**GIVEN PROBLEM**
Please set down all the lines beneath this one exactly, without the pictures.

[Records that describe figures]
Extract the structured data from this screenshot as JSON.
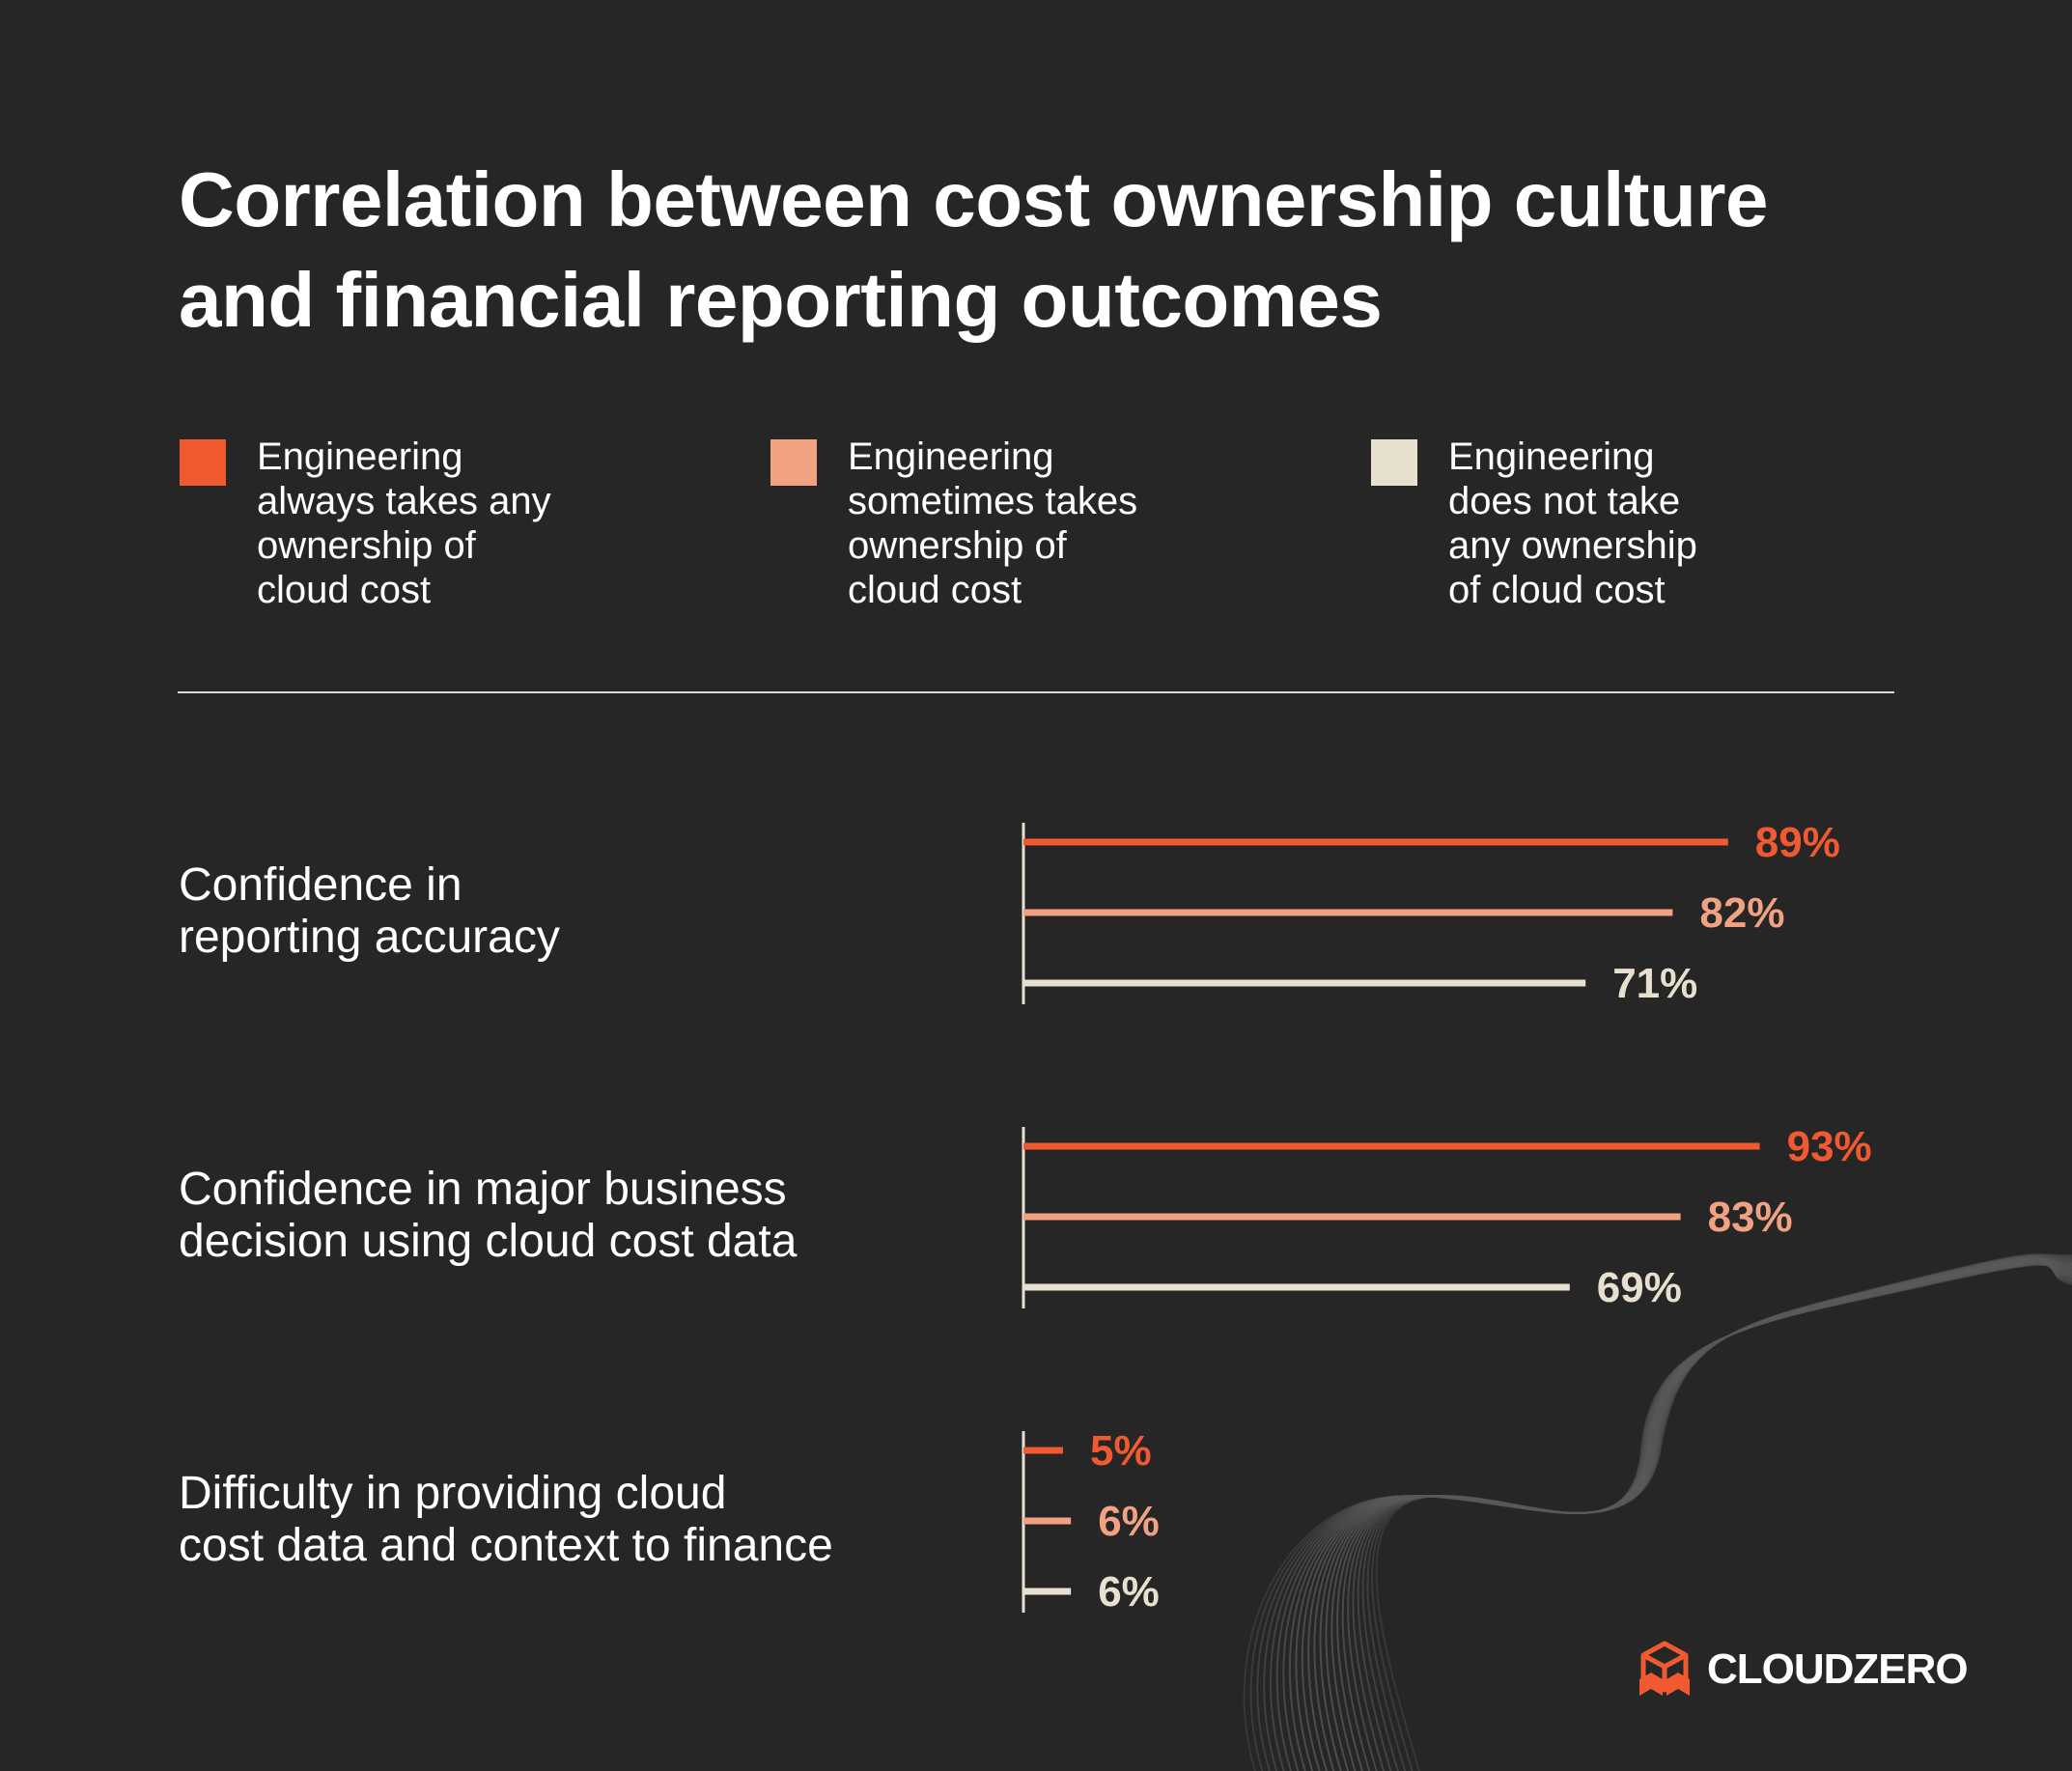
{
  "title": {
    "line1": "Correlation between cost ownership culture",
    "line2": "and financial reporting outcomes"
  },
  "legend": [
    {
      "lines": [
        "Engineering",
        "always takes any",
        "ownership of",
        "cloud cost"
      ],
      "color": "#f15a31"
    },
    {
      "lines": [
        "Engineering",
        "sometimes takes",
        "ownership of",
        "cloud cost"
      ],
      "color": "#f0a283"
    },
    {
      "lines": [
        "Engineering",
        "does not take",
        "any ownership",
        "of cloud cost"
      ],
      "color": "#e8e0cf"
    }
  ],
  "chart_data": {
    "type": "bar",
    "orientation": "horizontal",
    "categories": [
      "Confidence in reporting accuracy",
      "Confidence in major business decision using cloud cost data",
      "Difficulty in providing cloud cost data and context to finance"
    ],
    "category_lines": [
      [
        "Confidence in",
        "reporting accuracy"
      ],
      [
        "Confidence in major business",
        "decision using cloud cost data"
      ],
      [
        "Difficulty in providing cloud",
        "cost data and context to finance"
      ]
    ],
    "series": [
      {
        "name": "Engineering always takes any ownership of cloud cost",
        "color": "#f15a31",
        "values": [
          89,
          93,
          5
        ],
        "labels": [
          "89%",
          "93%",
          "5%"
        ]
      },
      {
        "name": "Engineering sometimes takes ownership of cloud cost",
        "color": "#f0a283",
        "values": [
          82,
          83,
          6
        ],
        "labels": [
          "82%",
          "83%",
          "6%"
        ]
      },
      {
        "name": "Engineering does not take any ownership of cloud cost",
        "color": "#e8e0cf",
        "values": [
          71,
          69,
          6
        ],
        "labels": [
          "71%",
          "69%",
          "6%"
        ]
      }
    ],
    "unit": "%",
    "xlim": [
      0,
      100
    ],
    "grid": false,
    "legend_position": "top"
  },
  "logo": {
    "text": "CLOUDZERO",
    "color": "#f15a31"
  },
  "colors": {
    "background": "#262626",
    "text": "#ffffff",
    "axis": "#e8e0cf"
  }
}
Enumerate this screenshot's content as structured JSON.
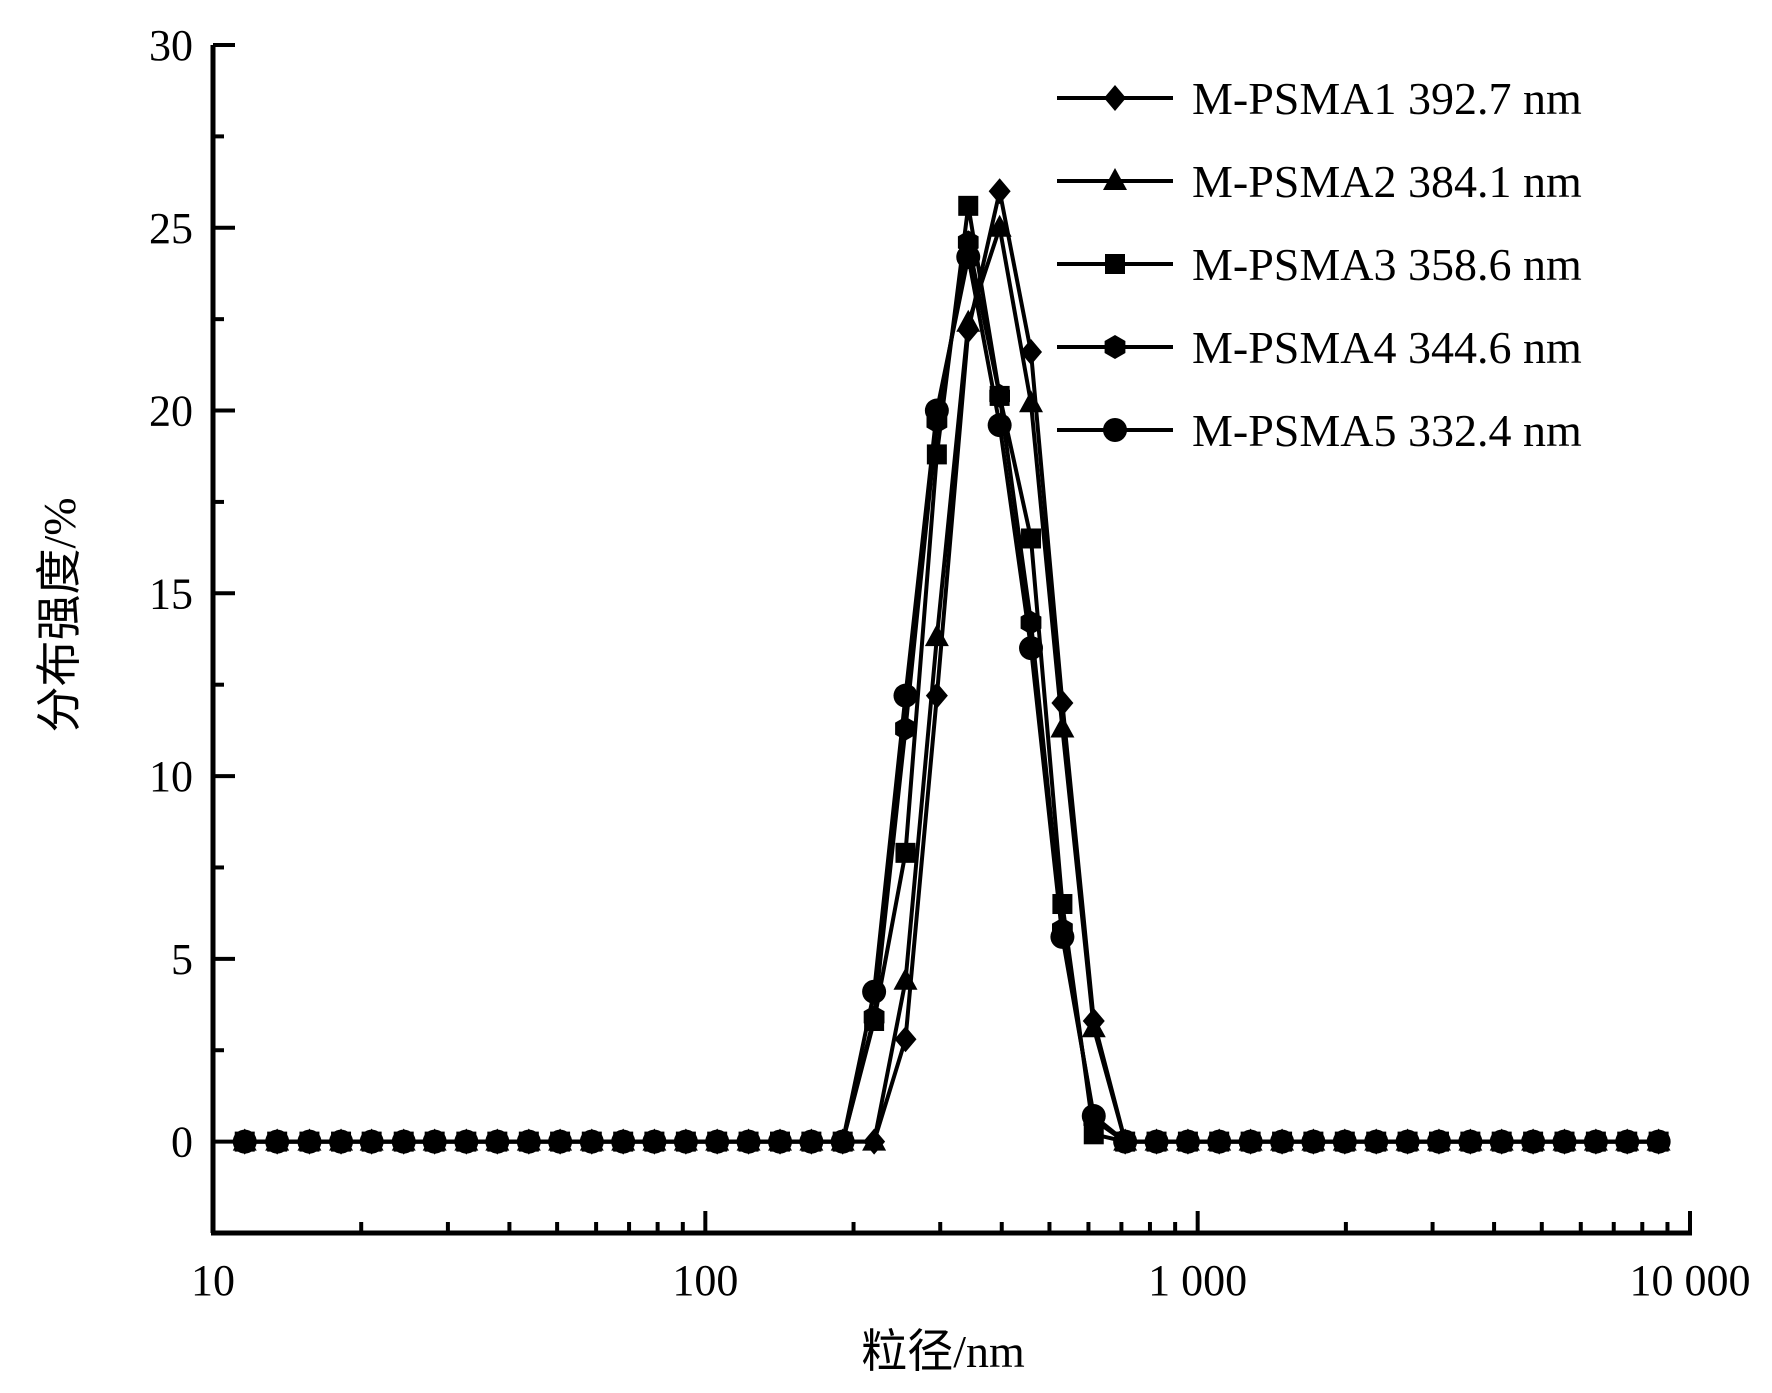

**WRITTEN SOLUTION**
Extract the structured data from this screenshot as JSON.
{
  "title": {
    "line1": "Correlation between cost ownership culture",
    "line2": "and financial reporting outcomes"
  },
  "legend": [
    {
      "lines": [
        "Engineering",
        "always takes any",
        "ownership of",
        "cloud cost"
      ],
      "color": "#f15a31"
    },
    {
      "lines": [
        "Engineering",
        "sometimes takes",
        "ownership of",
        "cloud cost"
      ],
      "color": "#f0a283"
    },
    {
      "lines": [
        "Engineering",
        "does not take",
        "any ownership",
        "of cloud cost"
      ],
      "color": "#e8e0cf"
    }
  ],
  "chart_data": {
    "type": "bar",
    "orientation": "horizontal",
    "categories": [
      "Confidence in reporting accuracy",
      "Confidence in major business decision using cloud cost data",
      "Difficulty in providing cloud cost data and context to finance"
    ],
    "category_lines": [
      [
        "Confidence in",
        "reporting accuracy"
      ],
      [
        "Confidence in major business",
        "decision using cloud cost data"
      ],
      [
        "Difficulty in providing cloud",
        "cost data and context to finance"
      ]
    ],
    "series": [
      {
        "name": "Engineering always takes any ownership of cloud cost",
        "color": "#f15a31",
        "values": [
          89,
          93,
          5
        ],
        "labels": [
          "89%",
          "93%",
          "5%"
        ]
      },
      {
        "name": "Engineering sometimes takes ownership of cloud cost",
        "color": "#f0a283",
        "values": [
          82,
          83,
          6
        ],
        "labels": [
          "82%",
          "83%",
          "6%"
        ]
      },
      {
        "name": "Engineering does not take any ownership of cloud cost",
        "color": "#e8e0cf",
        "values": [
          71,
          69,
          6
        ],
        "labels": [
          "71%",
          "69%",
          "6%"
        ]
      }
    ],
    "unit": "%",
    "xlim": [
      0,
      100
    ],
    "grid": false,
    "legend_position": "top"
  },
  "logo": {
    "text": "CLOUDZERO",
    "color": "#f15a31"
  },
  "colors": {
    "background": "#262626",
    "text": "#ffffff",
    "axis": "#e8e0cf"
  }
}
Enumerate this screenshot's content as structured JSON.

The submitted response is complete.